Print, exactly and completely, every entry in the data.

-=-=-=-=-

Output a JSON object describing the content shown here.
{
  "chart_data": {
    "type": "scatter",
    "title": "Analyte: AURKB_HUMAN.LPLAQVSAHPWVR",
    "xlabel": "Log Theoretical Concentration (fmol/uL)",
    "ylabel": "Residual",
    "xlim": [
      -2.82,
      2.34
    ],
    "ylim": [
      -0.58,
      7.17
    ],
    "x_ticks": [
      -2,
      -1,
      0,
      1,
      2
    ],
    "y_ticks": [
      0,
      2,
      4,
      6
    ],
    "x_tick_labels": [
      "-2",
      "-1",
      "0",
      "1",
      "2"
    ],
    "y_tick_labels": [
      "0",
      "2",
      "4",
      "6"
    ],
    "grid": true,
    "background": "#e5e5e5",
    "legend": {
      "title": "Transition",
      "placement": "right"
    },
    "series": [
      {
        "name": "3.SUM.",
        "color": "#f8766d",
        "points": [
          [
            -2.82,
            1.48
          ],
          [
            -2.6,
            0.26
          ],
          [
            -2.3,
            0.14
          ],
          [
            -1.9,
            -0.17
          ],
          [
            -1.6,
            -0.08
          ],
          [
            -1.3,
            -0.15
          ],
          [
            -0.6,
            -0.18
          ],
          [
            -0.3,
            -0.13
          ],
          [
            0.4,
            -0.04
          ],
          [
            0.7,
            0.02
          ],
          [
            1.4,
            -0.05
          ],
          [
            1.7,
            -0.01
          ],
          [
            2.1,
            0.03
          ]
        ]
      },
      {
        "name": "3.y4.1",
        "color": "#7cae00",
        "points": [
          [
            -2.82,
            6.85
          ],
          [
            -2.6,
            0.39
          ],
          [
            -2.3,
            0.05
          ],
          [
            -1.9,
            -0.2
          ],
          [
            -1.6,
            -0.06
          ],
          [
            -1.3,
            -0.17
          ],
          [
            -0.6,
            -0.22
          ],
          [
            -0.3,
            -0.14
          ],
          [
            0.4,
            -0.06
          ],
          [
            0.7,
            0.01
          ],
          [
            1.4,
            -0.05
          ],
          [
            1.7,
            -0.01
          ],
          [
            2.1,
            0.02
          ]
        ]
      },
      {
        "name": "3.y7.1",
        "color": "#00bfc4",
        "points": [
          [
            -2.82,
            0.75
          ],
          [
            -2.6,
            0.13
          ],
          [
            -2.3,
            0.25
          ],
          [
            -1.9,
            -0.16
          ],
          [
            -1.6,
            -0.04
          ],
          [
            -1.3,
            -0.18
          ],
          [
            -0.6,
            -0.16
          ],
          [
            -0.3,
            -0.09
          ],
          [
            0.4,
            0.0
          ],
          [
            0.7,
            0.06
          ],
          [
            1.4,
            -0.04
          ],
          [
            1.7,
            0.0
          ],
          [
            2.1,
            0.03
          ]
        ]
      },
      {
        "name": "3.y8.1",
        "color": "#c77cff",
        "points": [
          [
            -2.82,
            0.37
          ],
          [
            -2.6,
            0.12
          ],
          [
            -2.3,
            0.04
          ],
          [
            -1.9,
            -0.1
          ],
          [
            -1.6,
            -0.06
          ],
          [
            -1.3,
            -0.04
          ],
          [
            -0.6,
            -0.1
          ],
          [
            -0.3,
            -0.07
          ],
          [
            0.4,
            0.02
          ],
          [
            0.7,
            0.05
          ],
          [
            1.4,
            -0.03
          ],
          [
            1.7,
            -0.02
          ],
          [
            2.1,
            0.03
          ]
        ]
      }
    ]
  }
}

-=-=-=-=-

* Completed task
Output a JSON object describing the content shown here.
{
  "chart_data": {
    "type": "scatter",
    "title": "Analyte: AURKB_HUMAN.LPLAQVSAHPWVR",
    "xlabel": "Log Theoretical Concentration (fmol/uL)",
    "ylabel": "Residual",
    "xlim": [
      -2.82,
      2.34
    ],
    "ylim": [
      -0.58,
      7.17
    ],
    "x_ticks": [
      -2,
      -1,
      0,
      1,
      2
    ],
    "y_ticks": [
      0,
      2,
      4,
      6
    ],
    "x_tick_labels": [
      "-2",
      "-1",
      "0",
      "1",
      "2"
    ],
    "y_tick_labels": [
      "0",
      "2",
      "4",
      "6"
    ],
    "grid": true,
    "background": "#e5e5e5",
    "legend": {
      "title": "Transition",
      "placement": "right"
    },
    "series": [
      {
        "name": "3.SUM.",
        "color": "#f8766d",
        "points": [
          [
            -2.82,
            1.48
          ],
          [
            -2.6,
            0.26
          ],
          [
            -2.3,
            0.14
          ],
          [
            -1.9,
            -0.17
          ],
          [
            -1.6,
            -0.08
          ],
          [
            -1.3,
            -0.15
          ],
          [
            -0.6,
            -0.18
          ],
          [
            -0.3,
            -0.13
          ],
          [
            0.4,
            -0.04
          ],
          [
            0.7,
            0.02
          ],
          [
            1.4,
            -0.05
          ],
          [
            1.7,
            -0.01
          ],
          [
            2.1,
            0.03
          ]
        ]
      },
      {
        "name": "3.y4.1",
        "color": "#7cae00",
        "points": [
          [
            -2.82,
            6.85
          ],
          [
            -2.6,
            0.39
          ],
          [
            -2.3,
            0.05
          ],
          [
            -1.9,
            -0.2
          ],
          [
            -1.6,
            -0.06
          ],
          [
            -1.3,
            -0.17
          ],
          [
            -0.6,
            -0.22
          ],
          [
            -0.3,
            -0.14
          ],
          [
            0.4,
            -0.06
          ],
          [
            0.7,
            0.01
          ],
          [
            1.4,
            -0.05
          ],
          [
            1.7,
            -0.01
          ],
          [
            2.1,
            0.02
          ]
        ]
      },
      {
        "name": "3.y7.1",
        "color": "#00bfc4",
        "points": [
          [
            -2.82,
            0.75
          ],
          [
            -2.6,
            0.13
          ],
          [
            -2.3,
            0.25
          ],
          [
            -1.9,
            -0.16
          ],
          [
            -1.6,
            -0.04
          ],
          [
            -1.3,
            -0.18
          ],
          [
            -0.6,
            -0.16
          ],
          [
            -0.3,
            -0.09
          ],
          [
            0.4,
            0.0
          ],
          [
            0.7,
            0.06
          ],
          [
            1.4,
            -0.04
          ],
          [
            1.7,
            0.0
          ],
          [
            2.1,
            0.03
          ]
        ]
      },
      {
        "name": "3.y8.1",
        "color": "#c77cff",
        "points": [
          [
            -2.82,
            0.37
          ],
          [
            -2.6,
            0.12
          ],
          [
            -2.3,
            0.04
          ],
          [
            -1.9,
            -0.1
          ],
          [
            -1.6,
            -0.06
          ],
          [
            -1.3,
            -0.04
          ],
          [
            -0.6,
            -0.1
          ],
          [
            -0.3,
            -0.07
          ],
          [
            0.4,
            0.02
          ],
          [
            0.7,
            0.05
          ],
          [
            1.4,
            -0.03
          ],
          [
            1.7,
            -0.02
          ],
          [
            2.1,
            0.03
          ]
        ]
      }
    ]
  }
}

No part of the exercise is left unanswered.